[Collected data]
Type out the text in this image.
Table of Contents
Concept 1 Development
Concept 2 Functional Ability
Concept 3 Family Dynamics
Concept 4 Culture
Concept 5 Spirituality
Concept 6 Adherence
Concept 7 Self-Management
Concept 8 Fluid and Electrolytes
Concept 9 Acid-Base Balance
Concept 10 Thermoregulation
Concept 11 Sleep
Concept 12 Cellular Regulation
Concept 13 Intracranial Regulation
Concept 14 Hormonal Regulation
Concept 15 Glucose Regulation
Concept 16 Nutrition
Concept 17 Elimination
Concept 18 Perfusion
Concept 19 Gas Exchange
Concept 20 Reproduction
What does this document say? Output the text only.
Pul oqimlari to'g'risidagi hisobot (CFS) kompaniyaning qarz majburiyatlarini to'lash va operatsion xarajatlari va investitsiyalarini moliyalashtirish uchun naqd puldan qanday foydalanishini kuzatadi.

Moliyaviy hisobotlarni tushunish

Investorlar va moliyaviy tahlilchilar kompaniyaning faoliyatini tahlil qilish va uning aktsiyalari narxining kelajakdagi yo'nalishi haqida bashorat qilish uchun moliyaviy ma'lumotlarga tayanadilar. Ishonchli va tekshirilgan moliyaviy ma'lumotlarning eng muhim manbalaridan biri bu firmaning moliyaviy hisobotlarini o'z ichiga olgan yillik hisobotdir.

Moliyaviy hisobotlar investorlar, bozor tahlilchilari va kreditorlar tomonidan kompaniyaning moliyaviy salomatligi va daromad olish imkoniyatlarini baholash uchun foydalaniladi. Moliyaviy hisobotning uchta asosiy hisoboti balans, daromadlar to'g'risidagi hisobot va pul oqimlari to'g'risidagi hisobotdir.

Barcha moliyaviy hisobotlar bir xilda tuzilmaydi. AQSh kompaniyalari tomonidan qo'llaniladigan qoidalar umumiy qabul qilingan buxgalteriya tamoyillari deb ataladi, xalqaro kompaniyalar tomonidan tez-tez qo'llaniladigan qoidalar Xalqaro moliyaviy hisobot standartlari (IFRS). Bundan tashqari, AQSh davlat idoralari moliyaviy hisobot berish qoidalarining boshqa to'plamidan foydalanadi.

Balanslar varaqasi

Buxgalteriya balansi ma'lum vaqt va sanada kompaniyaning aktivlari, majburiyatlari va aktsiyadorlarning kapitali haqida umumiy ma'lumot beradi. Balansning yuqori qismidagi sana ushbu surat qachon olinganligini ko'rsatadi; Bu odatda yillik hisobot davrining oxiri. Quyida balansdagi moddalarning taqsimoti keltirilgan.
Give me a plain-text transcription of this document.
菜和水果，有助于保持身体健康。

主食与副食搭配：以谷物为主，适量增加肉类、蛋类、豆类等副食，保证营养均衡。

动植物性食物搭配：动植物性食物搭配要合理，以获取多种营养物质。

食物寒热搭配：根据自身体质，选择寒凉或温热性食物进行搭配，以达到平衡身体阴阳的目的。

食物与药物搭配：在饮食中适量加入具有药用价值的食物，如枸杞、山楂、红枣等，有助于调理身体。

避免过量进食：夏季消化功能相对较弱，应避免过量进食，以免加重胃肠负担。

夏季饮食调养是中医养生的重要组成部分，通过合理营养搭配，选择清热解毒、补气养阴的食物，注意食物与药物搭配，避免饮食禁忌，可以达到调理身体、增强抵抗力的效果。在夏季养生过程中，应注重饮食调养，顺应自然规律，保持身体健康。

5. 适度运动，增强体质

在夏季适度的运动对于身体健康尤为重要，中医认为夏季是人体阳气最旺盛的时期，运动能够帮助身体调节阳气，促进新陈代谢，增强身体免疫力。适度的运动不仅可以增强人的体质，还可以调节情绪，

Your objective :: Write the whole listing out again. Keep every line exactly as it is.

Reply to the task ::
Type out the text in this image.
Table of Contents
Concept 1 Development
Concept 2 Functional Ability
Concept 3 Family Dynamics
Concept 4 Culture
Concept 5 Spirituality
Concept 6 Adherence
Concept 7 Self-Management
Concept 8 Fluid and Electrolytes
Concept 9 Acid-Base Balance
Concept 10 Thermoregulation
Concept 11 Sleep
Concept 12 Cellular Regulation
Concept 13 Intracranial Regulation
Concept 14 Hormonal Regulation
Concept 15 Glucose Regulation
Concept 16 Nutrition
Concept 17 Elimination
Concept 18 Perfusion
Concept 19 Gas Exchange
Concept 20 Reproduction
What does this document say? Output the text only.
Pul oqimlari to'g'risidagi hisobot (CFS) kompaniyaning qarz majburiyatlarini to'lash va operatsion xarajatlari va investitsiyalarini moliyalashtirish uchun naqd puldan qanday foydalanishini kuzatadi.

Moliyaviy hisobotlarni tushunish

Investorlar va moliyaviy tahlilchilar kompaniyaning faoliyatini tahlil qilish va uning aktsiyalari narxining kelajakdagi yo'nalishi haqida bashorat qilish uchun moliyaviy ma'lumotlarga tayanadilar. Ishonchli va tekshirilgan moliyaviy ma'lumotlarning eng muhim manbalaridan biri bu firmaning moliyaviy hisobotlarini o'z ichiga olgan yillik hisobotdir.

Moliyaviy hisobotlar investorlar, bozor tahlilchilari va kreditorlar tomonidan kompaniyaning moliyaviy salomatligi va daromad olish imkoniyatlarini baholash uchun foydalaniladi. Moliyaviy hisobotning uchta asosiy hisoboti balans, daromadlar to'g'risidagi hisobot va pul oqimlari to'g'risidagi hisobotdir.

Barcha moliyaviy hisobotlar bir xilda tuzilmaydi. AQSh kompaniyalari tomonidan qo'llaniladigan qoidalar umumiy qabul qilingan buxgalteriya tamoyillari deb ataladi, xalqaro kompaniyalar tomonidan tez-tez qo'llaniladigan qoidalar Xalqaro moliyaviy hisobot standartlari (IFRS). Bundan tashqari, AQSh davlat idoralari moliyaviy hisobot berish qoidalarining boshqa to'plamidan foydalanadi.

Balanslar varaqasi

Buxgalteriya balansi ma'lum vaqt va sanada kompaniyaning aktivlari, majburiyatlari va aktsiyadorlarning kapitali haqida umumiy ma'lumot beradi. Balansning yuqori qismidagi sana ushbu surat qachon olinganligini ko'rsatadi; Bu odatda yillik hisobot davrining oxiri. Quyida balansdagi moddalarning taqsimoti keltirilgan.
Give me a plain-text transcription of this document.
菜和水果，有助于保持身体健康。

主食与副食搭配：以谷物为主，适量增加肉类、蛋类、豆类等副食，保证营养均衡。

动植物性食物搭配：动植物性食物搭配要合理，以获取多种营养物质。

食物寒热搭配：根据自身体质，选择寒凉或温热性食物进行搭配，以达到平衡身体阴阳的目的。

食物与药物搭配：在饮食中适量加入具有药用价值的食物，如枸杞、山楂、红枣等，有助于调理身体。

避免过量进食：夏季消化功能相对较弱，应避免过量进食，以免加重胃肠负担。

夏季饮食调养是中医养生的重要组成部分，通过合理营养搭配，选择清热解毒、补气养阴的食物，注意食物与药物搭配，避免饮食禁忌，可以达到调理身体、增强抵抗力的效果。在夏季养生过程中，应注重饮食调养，顺应自然规律，保持身体健康。

5. 适度运动，增强体质

在夏季适度的运动对于身体健康尤为重要，中医认为夏季是人体阳气最旺盛的时期，运动能够帮助身体调节阳气，促进新陈代谢，增强身体免疫力。适度的运动不仅可以增强人的体质，还可以调节情绪，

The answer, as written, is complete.